___ MATERIAL FOR THIS EXERCISE ___

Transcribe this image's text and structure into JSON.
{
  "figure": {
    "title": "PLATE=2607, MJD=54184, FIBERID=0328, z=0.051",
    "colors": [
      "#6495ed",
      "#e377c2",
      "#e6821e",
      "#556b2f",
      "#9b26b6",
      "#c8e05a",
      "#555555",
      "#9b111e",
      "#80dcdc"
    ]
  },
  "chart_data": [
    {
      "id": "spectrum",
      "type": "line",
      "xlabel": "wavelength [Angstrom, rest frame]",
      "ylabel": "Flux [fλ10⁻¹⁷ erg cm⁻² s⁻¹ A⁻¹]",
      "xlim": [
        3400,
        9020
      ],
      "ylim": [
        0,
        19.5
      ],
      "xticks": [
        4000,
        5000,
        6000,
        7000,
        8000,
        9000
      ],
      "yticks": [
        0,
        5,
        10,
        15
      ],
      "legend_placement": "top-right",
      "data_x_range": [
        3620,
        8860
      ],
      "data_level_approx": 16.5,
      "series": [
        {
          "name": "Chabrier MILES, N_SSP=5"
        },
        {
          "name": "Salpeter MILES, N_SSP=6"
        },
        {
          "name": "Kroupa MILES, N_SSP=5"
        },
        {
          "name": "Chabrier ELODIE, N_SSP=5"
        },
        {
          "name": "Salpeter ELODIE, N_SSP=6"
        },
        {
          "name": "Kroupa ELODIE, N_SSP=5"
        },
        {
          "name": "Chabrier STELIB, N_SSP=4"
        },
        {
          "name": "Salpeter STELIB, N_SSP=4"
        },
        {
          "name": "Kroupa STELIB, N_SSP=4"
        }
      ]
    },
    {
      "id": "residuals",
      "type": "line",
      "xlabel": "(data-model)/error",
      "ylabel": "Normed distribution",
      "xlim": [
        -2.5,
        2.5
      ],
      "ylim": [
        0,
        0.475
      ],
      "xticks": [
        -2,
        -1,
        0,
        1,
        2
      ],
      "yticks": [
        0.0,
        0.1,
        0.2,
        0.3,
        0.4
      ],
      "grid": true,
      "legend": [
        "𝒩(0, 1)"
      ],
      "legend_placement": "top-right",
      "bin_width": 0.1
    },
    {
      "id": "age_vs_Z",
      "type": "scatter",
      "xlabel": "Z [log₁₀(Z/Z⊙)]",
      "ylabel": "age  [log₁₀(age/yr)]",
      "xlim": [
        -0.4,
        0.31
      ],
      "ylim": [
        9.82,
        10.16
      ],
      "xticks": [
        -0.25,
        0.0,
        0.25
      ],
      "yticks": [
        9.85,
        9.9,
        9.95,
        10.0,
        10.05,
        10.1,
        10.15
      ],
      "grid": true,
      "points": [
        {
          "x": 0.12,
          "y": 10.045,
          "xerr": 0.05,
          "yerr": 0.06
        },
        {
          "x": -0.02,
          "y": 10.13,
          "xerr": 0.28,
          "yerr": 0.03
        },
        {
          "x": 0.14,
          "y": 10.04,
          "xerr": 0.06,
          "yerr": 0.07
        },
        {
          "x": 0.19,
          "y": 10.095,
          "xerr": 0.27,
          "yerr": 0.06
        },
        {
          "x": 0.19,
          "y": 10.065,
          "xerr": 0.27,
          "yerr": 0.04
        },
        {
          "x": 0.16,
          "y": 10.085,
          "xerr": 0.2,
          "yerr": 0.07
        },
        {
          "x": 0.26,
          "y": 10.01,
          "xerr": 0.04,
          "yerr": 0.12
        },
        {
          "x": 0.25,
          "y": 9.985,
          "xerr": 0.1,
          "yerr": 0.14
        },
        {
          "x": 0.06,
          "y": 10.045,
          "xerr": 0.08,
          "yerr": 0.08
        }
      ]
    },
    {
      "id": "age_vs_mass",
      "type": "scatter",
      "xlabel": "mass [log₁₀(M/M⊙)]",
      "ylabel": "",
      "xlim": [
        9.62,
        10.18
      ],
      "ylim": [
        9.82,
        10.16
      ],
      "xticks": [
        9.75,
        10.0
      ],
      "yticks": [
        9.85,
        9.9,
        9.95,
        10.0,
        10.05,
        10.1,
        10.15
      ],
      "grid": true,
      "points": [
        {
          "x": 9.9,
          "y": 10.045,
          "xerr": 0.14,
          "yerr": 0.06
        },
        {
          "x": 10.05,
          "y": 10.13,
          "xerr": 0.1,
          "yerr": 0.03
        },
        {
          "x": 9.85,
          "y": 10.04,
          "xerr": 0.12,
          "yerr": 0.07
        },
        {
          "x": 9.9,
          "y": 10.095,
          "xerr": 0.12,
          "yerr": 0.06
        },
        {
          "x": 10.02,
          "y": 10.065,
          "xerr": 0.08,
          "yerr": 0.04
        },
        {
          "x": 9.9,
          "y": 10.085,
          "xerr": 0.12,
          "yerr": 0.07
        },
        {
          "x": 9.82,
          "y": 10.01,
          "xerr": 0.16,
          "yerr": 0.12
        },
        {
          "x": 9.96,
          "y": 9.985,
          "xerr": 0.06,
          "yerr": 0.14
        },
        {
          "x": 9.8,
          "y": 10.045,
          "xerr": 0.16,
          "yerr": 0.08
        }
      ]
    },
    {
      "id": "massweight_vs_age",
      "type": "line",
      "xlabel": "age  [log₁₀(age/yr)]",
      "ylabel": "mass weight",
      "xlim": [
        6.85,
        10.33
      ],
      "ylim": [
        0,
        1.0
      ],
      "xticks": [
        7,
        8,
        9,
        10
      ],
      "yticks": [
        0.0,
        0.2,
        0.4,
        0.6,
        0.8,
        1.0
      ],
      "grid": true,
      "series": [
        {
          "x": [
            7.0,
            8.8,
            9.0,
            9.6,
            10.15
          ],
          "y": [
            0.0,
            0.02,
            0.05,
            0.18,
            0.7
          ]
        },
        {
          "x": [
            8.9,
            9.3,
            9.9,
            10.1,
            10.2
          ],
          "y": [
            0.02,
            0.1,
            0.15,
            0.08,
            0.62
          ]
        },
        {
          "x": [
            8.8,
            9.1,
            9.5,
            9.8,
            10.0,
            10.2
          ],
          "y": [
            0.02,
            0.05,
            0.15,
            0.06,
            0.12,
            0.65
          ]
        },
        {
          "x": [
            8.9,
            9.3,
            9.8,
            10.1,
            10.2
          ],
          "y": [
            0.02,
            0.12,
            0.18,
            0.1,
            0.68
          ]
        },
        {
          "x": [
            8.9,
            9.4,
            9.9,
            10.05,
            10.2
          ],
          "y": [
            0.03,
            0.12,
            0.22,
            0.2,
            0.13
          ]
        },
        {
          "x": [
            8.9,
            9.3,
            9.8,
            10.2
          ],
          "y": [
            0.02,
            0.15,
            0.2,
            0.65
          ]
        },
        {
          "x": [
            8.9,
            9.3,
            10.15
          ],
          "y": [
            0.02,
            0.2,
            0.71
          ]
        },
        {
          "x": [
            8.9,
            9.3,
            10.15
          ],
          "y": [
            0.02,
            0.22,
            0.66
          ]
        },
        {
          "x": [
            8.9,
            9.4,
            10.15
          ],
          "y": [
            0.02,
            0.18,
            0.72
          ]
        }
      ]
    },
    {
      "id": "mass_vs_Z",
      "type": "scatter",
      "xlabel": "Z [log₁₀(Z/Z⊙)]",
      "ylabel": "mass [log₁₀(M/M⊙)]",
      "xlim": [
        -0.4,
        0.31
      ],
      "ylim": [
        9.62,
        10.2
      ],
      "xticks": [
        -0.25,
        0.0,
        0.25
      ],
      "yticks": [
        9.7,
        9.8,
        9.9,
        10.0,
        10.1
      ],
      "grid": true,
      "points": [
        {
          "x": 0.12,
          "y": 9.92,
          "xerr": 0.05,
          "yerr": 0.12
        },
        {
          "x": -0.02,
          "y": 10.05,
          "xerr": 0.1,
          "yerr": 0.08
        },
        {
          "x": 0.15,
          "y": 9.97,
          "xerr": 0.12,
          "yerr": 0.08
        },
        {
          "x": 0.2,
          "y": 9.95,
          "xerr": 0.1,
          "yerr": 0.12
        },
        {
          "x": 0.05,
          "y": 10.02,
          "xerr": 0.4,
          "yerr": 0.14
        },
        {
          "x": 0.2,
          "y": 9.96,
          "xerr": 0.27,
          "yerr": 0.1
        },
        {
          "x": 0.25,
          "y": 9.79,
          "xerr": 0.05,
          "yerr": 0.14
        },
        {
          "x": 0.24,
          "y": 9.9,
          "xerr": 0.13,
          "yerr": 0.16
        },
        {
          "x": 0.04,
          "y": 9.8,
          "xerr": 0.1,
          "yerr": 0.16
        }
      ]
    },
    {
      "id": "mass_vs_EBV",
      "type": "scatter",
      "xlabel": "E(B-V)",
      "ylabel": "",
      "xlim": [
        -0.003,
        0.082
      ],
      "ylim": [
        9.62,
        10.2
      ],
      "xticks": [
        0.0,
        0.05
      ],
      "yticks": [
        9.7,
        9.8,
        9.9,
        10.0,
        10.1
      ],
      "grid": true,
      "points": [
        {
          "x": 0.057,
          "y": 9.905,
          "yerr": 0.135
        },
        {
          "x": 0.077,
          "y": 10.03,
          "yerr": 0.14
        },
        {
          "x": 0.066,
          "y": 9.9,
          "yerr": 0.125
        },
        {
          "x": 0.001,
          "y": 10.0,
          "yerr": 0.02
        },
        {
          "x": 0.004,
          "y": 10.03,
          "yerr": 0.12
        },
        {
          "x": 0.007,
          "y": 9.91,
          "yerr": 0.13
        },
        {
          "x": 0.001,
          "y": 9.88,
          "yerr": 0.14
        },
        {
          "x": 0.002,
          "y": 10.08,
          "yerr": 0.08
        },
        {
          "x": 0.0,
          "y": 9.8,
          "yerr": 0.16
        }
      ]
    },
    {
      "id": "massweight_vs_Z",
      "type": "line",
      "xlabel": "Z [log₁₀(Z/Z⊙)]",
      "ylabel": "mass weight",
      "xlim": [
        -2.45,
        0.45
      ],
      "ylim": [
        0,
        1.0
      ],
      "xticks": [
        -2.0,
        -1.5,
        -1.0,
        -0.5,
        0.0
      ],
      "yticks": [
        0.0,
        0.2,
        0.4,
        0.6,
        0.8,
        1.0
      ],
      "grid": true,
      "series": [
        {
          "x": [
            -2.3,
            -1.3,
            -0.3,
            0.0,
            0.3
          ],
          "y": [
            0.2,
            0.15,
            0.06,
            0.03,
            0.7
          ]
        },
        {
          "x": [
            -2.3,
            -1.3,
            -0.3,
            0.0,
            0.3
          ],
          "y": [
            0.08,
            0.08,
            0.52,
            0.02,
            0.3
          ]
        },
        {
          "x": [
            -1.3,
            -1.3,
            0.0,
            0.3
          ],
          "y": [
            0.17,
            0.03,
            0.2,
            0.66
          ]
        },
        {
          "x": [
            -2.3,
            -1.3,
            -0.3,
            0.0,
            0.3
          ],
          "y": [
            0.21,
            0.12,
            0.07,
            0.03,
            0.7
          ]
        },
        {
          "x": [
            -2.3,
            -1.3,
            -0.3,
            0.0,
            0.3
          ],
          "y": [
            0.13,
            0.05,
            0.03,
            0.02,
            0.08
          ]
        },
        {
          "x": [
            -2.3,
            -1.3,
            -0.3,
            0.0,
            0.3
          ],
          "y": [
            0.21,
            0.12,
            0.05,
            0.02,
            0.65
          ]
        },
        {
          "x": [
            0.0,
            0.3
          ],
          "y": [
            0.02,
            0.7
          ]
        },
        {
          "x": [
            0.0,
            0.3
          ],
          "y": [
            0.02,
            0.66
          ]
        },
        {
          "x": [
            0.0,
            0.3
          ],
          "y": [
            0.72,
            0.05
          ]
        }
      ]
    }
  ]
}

___

**PROBLEM DESCRIPTION**: Return every line above in which the string "Kroupa" occurs.

**OUTPUT FOR THIS TASK**:
          "name": "Kroupa MILES, N_SSP=5"
          "name": "Kroupa ELODIE, N_SSP=5"
          "name": "Kroupa STELIB, N_SSP=4"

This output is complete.